- EXERCISE AIM -
Collect every line that includes the string "name".

━━━ EXTRACTED INFORMATION ━━━

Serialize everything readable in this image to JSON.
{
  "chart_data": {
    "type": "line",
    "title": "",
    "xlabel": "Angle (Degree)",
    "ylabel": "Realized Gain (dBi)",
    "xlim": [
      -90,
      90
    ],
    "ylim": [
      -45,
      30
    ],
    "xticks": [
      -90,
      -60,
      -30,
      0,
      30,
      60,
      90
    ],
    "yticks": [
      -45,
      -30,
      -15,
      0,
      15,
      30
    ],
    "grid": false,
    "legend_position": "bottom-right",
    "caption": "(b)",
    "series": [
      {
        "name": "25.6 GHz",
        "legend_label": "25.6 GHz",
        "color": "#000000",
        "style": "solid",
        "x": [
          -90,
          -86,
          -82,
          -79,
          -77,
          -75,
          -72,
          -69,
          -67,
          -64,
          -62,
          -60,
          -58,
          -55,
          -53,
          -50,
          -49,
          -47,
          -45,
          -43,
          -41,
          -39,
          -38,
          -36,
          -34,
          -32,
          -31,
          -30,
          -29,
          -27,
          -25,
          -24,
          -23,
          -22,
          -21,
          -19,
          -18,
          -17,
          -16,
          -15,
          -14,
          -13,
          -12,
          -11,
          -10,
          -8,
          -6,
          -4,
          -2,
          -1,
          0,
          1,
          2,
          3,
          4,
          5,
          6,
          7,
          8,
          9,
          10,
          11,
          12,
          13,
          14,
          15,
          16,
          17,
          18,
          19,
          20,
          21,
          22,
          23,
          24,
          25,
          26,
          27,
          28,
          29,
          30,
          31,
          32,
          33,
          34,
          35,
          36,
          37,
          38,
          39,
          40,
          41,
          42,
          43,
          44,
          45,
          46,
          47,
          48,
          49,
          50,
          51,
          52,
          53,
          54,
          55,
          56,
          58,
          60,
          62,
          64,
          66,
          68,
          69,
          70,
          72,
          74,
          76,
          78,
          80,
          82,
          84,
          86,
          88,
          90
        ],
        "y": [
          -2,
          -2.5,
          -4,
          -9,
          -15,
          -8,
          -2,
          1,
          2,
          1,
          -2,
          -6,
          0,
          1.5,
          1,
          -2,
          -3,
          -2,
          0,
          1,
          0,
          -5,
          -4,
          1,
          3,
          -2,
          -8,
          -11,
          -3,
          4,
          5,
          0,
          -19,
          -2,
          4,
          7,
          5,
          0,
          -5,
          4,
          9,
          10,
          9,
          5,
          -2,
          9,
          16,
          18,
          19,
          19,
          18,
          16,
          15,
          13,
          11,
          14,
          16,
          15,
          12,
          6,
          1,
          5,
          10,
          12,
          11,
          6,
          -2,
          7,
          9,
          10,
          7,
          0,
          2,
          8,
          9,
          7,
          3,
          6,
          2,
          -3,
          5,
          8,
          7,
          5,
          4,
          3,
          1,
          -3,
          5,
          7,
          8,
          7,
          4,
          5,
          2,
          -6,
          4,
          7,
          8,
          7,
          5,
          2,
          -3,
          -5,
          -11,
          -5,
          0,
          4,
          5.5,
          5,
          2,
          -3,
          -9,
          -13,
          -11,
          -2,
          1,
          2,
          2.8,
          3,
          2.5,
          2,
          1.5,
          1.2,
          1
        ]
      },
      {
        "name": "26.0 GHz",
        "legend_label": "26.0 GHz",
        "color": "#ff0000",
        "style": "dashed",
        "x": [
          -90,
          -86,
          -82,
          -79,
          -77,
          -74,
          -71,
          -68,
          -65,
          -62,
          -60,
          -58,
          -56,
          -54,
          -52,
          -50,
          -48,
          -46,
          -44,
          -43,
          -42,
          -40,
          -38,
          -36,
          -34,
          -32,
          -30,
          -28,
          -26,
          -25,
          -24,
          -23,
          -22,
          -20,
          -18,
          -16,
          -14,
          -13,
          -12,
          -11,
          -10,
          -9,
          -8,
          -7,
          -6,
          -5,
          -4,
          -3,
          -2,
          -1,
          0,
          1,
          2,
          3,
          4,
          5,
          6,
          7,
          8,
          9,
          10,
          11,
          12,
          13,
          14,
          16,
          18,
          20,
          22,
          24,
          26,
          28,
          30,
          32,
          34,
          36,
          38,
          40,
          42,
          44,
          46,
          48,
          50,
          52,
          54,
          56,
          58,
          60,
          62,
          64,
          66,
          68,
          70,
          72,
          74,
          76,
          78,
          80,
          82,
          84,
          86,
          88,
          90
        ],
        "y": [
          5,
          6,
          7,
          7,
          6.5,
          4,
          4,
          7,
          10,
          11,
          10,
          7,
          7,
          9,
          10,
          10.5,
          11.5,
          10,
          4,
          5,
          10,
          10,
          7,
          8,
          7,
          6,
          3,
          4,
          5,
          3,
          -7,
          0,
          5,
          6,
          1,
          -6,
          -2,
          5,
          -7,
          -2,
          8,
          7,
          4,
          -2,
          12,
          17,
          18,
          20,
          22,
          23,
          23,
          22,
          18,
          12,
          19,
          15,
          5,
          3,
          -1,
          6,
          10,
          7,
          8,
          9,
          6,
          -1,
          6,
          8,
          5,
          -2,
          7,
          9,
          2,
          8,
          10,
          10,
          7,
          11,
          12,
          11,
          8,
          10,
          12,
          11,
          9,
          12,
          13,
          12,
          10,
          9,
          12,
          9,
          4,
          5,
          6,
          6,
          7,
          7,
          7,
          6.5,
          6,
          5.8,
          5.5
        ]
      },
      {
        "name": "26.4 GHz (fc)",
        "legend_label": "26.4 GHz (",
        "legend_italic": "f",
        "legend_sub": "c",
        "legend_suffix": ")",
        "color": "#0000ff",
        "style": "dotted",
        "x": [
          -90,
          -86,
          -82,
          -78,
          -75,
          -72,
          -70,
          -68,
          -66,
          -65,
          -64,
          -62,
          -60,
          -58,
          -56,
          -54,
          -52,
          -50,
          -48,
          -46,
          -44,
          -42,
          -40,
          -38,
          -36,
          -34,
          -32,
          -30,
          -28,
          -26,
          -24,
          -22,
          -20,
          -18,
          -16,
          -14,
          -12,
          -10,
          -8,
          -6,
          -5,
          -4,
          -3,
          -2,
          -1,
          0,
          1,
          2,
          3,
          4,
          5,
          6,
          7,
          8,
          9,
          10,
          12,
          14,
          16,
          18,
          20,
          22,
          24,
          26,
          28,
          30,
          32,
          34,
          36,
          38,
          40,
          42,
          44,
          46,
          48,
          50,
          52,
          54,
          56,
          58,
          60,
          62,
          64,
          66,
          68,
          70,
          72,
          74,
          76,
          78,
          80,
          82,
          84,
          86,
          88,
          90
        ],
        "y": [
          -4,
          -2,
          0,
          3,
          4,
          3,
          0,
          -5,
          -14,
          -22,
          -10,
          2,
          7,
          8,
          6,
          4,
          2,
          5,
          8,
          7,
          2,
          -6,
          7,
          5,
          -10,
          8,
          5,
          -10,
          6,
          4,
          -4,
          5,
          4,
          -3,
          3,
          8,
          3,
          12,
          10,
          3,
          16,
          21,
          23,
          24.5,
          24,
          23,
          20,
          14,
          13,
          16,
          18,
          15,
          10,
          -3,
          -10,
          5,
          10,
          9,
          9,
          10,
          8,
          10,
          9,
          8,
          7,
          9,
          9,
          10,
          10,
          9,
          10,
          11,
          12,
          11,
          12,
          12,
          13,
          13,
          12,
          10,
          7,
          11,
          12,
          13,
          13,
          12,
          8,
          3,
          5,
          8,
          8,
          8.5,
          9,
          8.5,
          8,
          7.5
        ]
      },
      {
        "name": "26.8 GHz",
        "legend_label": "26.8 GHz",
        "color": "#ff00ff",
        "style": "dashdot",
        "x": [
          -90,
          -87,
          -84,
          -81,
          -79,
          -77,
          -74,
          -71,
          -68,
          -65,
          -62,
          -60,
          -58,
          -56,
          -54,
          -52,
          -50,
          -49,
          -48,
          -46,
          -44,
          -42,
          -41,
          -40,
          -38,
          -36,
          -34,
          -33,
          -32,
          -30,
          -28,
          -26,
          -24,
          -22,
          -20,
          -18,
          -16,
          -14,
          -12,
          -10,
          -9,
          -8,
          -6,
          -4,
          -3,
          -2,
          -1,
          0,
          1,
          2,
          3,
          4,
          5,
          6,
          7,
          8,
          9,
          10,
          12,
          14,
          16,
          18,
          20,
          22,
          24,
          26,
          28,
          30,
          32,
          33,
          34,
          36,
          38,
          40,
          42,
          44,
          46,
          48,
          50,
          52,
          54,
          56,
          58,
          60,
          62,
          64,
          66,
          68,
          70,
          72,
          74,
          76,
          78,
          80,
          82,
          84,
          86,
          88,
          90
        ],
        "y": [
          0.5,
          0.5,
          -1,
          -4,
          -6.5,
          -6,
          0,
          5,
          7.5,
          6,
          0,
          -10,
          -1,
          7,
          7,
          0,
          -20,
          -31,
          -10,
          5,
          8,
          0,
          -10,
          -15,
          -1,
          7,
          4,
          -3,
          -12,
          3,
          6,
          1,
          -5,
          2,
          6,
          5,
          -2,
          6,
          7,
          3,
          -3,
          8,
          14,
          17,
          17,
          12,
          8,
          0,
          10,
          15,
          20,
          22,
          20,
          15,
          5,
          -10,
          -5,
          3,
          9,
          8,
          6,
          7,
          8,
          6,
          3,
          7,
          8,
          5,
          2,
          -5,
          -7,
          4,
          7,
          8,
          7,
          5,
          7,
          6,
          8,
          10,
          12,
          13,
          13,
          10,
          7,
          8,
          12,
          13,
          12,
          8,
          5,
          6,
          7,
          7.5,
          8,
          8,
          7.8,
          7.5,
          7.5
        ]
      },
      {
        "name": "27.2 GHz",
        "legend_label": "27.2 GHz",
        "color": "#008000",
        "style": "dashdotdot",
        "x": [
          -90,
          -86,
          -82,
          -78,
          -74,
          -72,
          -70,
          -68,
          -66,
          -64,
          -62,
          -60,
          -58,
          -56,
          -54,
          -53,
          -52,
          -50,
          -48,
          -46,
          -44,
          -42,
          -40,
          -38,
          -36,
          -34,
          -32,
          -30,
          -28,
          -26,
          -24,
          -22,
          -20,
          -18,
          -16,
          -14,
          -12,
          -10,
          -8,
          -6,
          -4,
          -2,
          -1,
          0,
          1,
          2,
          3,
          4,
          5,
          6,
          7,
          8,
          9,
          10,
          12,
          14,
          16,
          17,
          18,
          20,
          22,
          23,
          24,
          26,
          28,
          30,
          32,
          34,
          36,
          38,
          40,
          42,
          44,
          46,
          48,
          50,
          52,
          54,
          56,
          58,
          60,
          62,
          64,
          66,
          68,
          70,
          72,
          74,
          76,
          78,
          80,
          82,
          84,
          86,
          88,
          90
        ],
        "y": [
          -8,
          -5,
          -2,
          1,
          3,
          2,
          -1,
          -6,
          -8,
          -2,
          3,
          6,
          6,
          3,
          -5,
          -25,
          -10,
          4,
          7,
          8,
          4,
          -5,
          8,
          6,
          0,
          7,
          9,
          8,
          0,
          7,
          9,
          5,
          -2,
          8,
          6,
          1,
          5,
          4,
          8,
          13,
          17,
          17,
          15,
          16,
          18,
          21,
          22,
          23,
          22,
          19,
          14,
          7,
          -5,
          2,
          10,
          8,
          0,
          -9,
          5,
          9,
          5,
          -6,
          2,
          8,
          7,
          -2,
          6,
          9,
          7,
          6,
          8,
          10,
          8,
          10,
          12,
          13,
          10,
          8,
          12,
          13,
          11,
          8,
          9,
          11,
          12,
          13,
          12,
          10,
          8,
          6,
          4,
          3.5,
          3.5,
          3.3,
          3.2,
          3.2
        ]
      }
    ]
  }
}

━━━

- REPLY TO THE EXERCISE -
        "name": "25.6 GHz",
        "name": "26.0 GHz",
        "name": "26.4 GHz (fc)",
        "name": "26.8 GHz",
        "name": "27.2 GHz",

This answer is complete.